Saved data entries:
--- Start ---

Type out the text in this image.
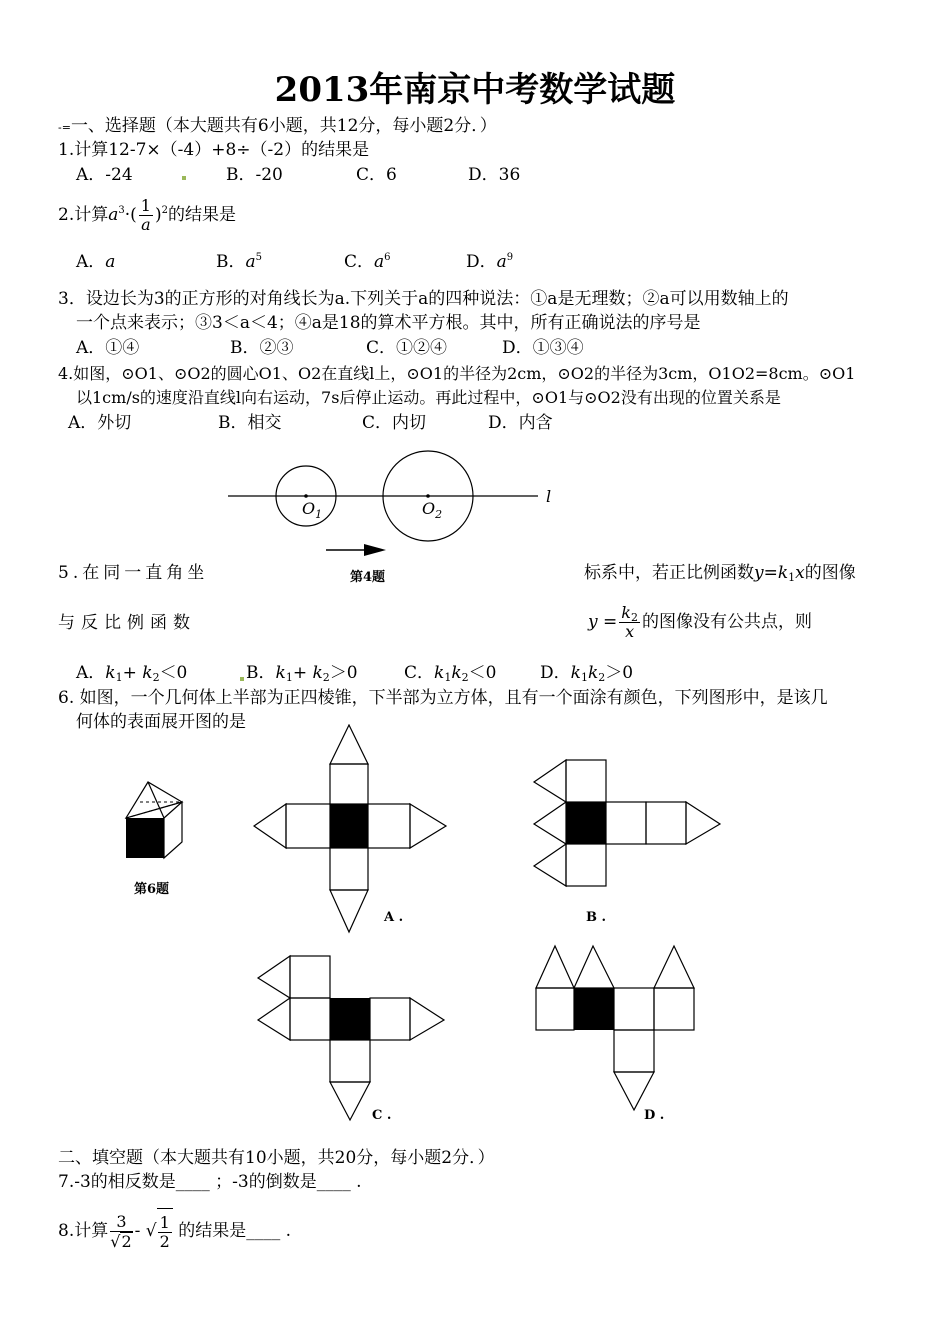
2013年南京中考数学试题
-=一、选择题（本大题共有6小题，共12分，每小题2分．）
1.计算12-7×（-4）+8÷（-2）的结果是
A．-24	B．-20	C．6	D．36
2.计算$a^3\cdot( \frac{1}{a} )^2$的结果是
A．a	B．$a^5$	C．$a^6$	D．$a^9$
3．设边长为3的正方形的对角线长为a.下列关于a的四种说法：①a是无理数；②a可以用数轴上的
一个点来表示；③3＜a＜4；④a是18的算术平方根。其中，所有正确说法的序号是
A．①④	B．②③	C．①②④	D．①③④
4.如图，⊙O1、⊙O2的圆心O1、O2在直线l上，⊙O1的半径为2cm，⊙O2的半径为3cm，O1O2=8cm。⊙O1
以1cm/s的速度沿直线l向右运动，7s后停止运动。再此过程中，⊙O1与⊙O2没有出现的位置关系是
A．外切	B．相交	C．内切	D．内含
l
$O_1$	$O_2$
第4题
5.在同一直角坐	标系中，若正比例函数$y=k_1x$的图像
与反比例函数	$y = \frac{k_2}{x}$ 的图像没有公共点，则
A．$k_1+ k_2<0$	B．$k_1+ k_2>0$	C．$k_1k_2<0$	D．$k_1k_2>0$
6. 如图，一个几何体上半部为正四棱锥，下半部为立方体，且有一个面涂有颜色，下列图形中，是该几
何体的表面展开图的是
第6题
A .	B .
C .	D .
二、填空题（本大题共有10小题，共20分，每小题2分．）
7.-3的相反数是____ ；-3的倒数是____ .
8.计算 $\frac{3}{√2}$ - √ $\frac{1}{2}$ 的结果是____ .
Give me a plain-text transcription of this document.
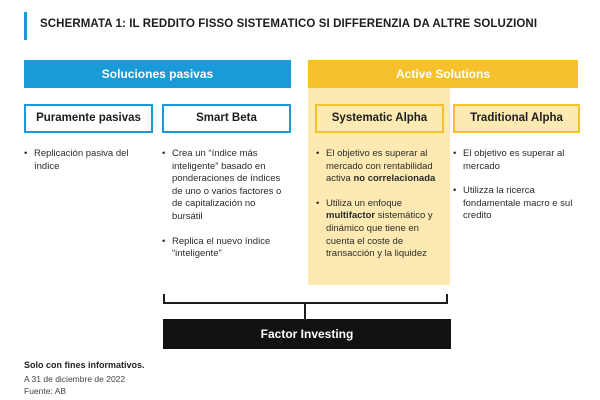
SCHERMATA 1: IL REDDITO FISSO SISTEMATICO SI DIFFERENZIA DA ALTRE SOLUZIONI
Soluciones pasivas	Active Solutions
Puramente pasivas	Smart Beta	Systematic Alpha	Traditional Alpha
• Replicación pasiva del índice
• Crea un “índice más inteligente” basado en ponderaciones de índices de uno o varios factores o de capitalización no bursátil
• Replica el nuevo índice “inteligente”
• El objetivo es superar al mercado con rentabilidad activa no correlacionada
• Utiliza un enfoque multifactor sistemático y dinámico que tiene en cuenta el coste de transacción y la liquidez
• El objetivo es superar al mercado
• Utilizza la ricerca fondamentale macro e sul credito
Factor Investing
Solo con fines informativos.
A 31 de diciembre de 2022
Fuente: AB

--- End ---

=== TO DO ===
What is the number of lines in the data above that include the word "frac"? Answer with that number only.

=== THE REPLY ===
3